» LISTING:
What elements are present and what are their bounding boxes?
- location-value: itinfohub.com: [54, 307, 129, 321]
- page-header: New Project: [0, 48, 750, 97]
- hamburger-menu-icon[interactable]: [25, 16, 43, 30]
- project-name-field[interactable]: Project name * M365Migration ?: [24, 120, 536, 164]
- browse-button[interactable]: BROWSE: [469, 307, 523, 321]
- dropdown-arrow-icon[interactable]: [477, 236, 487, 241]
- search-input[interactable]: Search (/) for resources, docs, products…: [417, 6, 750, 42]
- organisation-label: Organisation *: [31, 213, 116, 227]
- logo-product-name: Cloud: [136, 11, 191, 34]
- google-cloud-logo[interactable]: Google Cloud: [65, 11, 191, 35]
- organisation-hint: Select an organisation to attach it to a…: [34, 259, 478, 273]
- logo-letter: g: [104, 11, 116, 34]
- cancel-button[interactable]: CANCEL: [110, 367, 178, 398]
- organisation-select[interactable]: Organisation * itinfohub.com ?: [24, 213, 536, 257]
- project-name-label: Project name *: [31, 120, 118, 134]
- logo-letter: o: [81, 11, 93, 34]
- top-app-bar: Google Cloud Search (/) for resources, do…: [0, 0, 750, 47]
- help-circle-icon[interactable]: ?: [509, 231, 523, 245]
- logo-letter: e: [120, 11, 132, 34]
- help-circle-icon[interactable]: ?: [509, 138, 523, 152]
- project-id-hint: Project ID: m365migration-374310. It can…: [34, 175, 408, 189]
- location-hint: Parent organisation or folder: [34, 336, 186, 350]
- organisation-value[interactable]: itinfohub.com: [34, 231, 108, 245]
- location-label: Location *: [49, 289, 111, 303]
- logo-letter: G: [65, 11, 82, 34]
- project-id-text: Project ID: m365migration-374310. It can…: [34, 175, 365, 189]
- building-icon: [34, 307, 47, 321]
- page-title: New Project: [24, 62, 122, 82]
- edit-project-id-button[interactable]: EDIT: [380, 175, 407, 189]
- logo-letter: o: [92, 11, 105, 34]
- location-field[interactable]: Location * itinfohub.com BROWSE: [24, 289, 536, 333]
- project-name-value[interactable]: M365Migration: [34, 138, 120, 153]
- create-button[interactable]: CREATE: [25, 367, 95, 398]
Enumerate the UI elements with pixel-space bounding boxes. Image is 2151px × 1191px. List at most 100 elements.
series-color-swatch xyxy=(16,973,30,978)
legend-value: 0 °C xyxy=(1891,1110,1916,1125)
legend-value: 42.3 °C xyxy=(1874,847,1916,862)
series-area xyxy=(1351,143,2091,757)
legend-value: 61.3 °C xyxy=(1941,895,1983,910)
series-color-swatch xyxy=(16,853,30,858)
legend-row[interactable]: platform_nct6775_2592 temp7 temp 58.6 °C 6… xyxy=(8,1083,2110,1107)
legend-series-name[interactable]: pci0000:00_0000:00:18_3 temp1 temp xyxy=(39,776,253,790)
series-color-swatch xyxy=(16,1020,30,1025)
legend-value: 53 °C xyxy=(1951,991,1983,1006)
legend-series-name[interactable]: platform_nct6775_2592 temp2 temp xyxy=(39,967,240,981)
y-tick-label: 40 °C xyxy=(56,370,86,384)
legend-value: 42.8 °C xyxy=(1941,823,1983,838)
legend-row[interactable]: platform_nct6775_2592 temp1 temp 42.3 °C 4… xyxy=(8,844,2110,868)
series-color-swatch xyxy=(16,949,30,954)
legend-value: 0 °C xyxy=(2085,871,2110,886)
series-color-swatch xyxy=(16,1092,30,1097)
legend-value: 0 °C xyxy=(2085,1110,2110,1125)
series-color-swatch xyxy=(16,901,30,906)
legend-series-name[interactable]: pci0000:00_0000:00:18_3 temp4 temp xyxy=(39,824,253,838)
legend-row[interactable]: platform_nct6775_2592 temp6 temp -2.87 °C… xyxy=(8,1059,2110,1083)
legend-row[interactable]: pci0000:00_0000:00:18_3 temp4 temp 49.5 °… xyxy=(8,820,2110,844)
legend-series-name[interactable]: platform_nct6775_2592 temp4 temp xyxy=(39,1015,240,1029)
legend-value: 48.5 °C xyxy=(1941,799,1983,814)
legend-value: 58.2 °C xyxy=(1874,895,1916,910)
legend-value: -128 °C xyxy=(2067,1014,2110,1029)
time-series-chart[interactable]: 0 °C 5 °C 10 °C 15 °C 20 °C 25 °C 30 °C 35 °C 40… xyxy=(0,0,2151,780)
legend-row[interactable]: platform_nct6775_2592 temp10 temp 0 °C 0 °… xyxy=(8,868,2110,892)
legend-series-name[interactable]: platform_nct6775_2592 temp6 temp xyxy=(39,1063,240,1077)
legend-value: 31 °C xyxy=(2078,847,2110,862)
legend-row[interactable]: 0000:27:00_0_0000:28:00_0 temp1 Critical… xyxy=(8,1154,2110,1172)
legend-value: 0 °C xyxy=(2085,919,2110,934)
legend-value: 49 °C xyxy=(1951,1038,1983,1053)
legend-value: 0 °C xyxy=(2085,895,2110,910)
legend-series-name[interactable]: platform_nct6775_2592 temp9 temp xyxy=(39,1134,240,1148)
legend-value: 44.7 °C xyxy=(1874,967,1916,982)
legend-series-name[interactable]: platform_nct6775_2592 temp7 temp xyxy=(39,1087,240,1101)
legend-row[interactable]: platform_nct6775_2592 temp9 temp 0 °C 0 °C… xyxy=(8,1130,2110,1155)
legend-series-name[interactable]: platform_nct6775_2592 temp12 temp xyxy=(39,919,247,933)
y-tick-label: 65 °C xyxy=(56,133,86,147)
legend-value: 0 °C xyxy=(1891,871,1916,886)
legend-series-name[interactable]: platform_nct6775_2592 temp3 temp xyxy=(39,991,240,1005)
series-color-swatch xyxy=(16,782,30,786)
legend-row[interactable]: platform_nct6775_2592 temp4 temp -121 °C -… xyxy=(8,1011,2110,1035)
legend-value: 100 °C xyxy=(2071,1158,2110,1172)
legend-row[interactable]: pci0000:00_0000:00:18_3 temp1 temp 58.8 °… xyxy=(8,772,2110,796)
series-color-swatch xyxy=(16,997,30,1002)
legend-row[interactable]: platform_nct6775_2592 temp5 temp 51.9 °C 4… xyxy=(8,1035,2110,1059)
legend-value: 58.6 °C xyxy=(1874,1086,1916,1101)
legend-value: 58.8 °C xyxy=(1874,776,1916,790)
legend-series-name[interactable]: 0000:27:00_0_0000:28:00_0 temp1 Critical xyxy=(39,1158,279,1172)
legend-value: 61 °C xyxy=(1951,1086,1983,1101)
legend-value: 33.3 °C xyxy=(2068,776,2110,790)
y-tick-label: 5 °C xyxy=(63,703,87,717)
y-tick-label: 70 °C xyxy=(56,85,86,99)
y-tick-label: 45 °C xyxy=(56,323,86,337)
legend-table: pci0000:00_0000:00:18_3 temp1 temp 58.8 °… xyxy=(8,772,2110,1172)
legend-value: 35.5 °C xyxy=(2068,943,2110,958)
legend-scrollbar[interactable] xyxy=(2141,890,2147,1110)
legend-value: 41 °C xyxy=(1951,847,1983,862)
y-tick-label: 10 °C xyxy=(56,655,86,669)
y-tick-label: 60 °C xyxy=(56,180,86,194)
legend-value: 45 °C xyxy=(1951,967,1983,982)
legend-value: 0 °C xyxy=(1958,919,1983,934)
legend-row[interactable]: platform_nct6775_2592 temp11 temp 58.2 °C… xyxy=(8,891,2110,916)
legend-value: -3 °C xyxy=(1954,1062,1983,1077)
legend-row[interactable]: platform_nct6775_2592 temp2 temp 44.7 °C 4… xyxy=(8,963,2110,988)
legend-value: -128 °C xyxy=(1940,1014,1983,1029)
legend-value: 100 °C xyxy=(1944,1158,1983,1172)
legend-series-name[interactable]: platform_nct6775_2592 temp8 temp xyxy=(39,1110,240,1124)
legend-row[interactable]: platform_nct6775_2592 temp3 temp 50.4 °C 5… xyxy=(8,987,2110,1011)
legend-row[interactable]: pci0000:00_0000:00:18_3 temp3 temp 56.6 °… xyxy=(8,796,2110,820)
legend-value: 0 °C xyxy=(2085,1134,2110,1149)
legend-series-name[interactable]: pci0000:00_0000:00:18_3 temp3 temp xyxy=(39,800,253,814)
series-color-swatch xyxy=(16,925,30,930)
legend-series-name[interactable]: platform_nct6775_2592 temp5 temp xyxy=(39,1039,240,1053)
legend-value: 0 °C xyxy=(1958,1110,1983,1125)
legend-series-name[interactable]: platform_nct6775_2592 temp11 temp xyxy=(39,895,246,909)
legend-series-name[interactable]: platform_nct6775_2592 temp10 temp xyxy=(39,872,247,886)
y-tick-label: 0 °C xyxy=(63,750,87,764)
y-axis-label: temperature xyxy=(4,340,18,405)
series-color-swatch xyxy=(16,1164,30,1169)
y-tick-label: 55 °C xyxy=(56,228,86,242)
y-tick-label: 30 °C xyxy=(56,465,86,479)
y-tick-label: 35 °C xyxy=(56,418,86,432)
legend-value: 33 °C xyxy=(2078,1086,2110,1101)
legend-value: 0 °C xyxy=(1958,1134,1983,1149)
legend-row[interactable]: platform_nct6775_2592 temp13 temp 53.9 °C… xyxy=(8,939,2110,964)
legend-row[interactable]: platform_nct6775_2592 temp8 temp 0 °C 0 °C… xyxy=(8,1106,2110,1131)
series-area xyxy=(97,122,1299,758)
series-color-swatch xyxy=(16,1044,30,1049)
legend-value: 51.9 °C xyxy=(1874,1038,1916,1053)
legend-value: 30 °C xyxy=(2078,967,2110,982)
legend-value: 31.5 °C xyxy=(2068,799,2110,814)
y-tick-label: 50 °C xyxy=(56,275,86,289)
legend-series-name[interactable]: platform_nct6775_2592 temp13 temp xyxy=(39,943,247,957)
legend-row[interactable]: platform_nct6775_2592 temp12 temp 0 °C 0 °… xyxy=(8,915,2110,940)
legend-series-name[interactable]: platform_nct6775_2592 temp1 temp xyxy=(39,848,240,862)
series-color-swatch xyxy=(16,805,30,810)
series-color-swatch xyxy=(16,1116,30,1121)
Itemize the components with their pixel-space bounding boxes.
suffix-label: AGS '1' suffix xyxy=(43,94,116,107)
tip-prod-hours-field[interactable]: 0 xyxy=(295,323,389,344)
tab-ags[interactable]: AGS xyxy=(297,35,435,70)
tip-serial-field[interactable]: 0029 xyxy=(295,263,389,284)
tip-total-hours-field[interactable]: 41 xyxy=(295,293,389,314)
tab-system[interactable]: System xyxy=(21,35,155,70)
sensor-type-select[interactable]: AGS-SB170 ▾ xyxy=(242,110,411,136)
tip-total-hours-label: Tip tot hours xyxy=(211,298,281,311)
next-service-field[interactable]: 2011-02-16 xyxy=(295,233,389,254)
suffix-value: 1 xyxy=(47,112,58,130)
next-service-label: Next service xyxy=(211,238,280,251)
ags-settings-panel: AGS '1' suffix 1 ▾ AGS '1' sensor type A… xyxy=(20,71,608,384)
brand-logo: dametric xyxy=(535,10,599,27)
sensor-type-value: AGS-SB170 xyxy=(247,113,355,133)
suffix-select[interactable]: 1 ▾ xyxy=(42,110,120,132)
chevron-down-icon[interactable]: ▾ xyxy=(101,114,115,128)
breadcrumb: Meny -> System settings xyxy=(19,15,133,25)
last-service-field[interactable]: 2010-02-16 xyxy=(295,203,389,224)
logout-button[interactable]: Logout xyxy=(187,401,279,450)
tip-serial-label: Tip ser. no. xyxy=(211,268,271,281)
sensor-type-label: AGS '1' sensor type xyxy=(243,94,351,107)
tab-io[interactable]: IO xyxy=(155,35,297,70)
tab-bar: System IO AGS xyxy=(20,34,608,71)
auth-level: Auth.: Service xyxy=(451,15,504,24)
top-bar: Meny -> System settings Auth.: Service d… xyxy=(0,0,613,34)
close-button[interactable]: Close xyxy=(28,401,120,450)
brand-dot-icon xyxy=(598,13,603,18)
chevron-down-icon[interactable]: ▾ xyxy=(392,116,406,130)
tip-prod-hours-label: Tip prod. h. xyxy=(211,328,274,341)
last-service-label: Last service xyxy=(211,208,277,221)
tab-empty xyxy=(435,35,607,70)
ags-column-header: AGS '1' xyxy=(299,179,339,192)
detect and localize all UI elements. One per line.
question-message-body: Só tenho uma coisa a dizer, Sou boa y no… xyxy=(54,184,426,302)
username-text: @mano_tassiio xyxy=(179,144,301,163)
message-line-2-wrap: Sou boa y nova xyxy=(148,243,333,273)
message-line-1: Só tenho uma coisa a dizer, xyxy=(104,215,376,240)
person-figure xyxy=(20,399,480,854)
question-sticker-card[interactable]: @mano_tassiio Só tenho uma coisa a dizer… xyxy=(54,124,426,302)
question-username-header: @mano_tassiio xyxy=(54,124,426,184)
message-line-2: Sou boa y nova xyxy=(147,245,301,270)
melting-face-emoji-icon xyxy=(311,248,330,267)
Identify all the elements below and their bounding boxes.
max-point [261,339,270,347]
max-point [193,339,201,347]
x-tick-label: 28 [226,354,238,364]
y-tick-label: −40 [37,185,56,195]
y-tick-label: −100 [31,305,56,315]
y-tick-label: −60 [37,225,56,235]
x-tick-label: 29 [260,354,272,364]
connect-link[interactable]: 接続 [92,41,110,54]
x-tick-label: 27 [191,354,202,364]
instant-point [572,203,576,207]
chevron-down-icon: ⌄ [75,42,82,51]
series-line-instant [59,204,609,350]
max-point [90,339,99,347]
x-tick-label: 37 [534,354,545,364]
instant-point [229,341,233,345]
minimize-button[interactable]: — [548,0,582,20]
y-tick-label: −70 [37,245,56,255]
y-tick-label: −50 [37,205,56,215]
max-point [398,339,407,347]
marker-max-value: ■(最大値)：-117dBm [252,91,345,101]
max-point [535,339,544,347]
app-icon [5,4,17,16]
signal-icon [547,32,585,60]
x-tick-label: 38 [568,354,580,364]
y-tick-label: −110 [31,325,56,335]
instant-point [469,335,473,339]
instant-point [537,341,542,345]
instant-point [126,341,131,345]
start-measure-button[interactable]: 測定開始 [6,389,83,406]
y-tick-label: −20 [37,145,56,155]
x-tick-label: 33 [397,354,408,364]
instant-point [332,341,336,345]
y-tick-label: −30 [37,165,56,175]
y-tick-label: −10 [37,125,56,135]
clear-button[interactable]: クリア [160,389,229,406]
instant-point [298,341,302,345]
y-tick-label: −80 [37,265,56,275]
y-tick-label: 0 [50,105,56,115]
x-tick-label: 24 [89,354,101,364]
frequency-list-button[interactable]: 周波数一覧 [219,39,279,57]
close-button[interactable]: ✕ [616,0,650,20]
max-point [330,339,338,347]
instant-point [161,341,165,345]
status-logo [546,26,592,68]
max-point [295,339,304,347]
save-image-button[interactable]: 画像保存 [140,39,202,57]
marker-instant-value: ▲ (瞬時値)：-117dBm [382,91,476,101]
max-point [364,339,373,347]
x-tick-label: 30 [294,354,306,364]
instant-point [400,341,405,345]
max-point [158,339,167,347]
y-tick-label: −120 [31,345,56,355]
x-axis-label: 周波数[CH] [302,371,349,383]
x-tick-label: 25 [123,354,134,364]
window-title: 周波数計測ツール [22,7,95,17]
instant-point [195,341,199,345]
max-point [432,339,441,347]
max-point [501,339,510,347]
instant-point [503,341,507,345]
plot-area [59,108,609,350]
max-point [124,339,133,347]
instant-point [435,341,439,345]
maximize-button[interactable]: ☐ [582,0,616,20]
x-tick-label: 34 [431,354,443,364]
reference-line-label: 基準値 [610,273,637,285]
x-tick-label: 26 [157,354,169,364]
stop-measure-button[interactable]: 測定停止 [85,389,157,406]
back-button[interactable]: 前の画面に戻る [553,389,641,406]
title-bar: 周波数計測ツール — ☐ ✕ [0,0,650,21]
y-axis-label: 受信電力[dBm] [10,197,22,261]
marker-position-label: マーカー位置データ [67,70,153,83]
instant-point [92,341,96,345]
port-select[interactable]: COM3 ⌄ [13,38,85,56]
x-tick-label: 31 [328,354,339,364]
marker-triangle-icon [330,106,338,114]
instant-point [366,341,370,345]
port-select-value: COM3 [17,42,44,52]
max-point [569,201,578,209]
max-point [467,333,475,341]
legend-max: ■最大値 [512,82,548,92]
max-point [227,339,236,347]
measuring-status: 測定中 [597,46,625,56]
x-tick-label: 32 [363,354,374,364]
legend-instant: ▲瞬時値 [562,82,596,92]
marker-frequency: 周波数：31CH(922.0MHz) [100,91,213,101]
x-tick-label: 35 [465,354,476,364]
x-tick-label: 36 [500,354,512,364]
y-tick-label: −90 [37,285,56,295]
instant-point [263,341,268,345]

» CHALLENGE: Output everything from the start of the material above down to the line containing "- help-circle-icon[interactable]: ?: [509, 231, 523, 245]", both ends included, as a numbered list with blank lines left out.

» SOLUTION TO THE PROBLEM:
1. What elements are present and what are their bounding boxes?
2. - location-value: itinfohub.com: [54, 307, 129, 321]
3. - page-header: New Project: [0, 48, 750, 97]
4. - hamburger-menu-icon[interactable]: [25, 16, 43, 30]
5. - project-name-field[interactable]: Project name * M365Migration ?: [24, 120, 536, 164]
6. - browse-button[interactable]: BROWSE: [469, 307, 523, 321]
7. - dropdown-arrow-icon[interactable]: [477, 236, 487, 241]
8. - search-input[interactable]: Search (/) for resources, docs, products…: [417, 6, 750, 42]
9. - organisation-label: Organisation *: [31, 213, 116, 227]
10. - logo-product-name: Cloud: [136, 11, 191, 34]
11. - google-cloud-logo[interactable]: Google Cloud: [65, 11, 191, 35]
12. - organisation-hint: Select an organisation to attach it to a…: [34, 259, 478, 273]
13. - logo-letter: g: [104, 11, 116, 34]
14. - cancel-button[interactable]: CANCEL: [110, 367, 178, 398]
15. - organisation-select[interactable]: Organisation * itinfohub.com ?: [24, 213, 536, 257]
16. - project-name-label: Project name *: [31, 120, 118, 134]
17. - logo-letter: o: [81, 11, 93, 34]
18. - top-app-bar: Google Cloud Search (/) for resources, do…: [0, 0, 750, 47]
19. - help-circle-icon[interactable]: ?: [509, 231, 523, 245]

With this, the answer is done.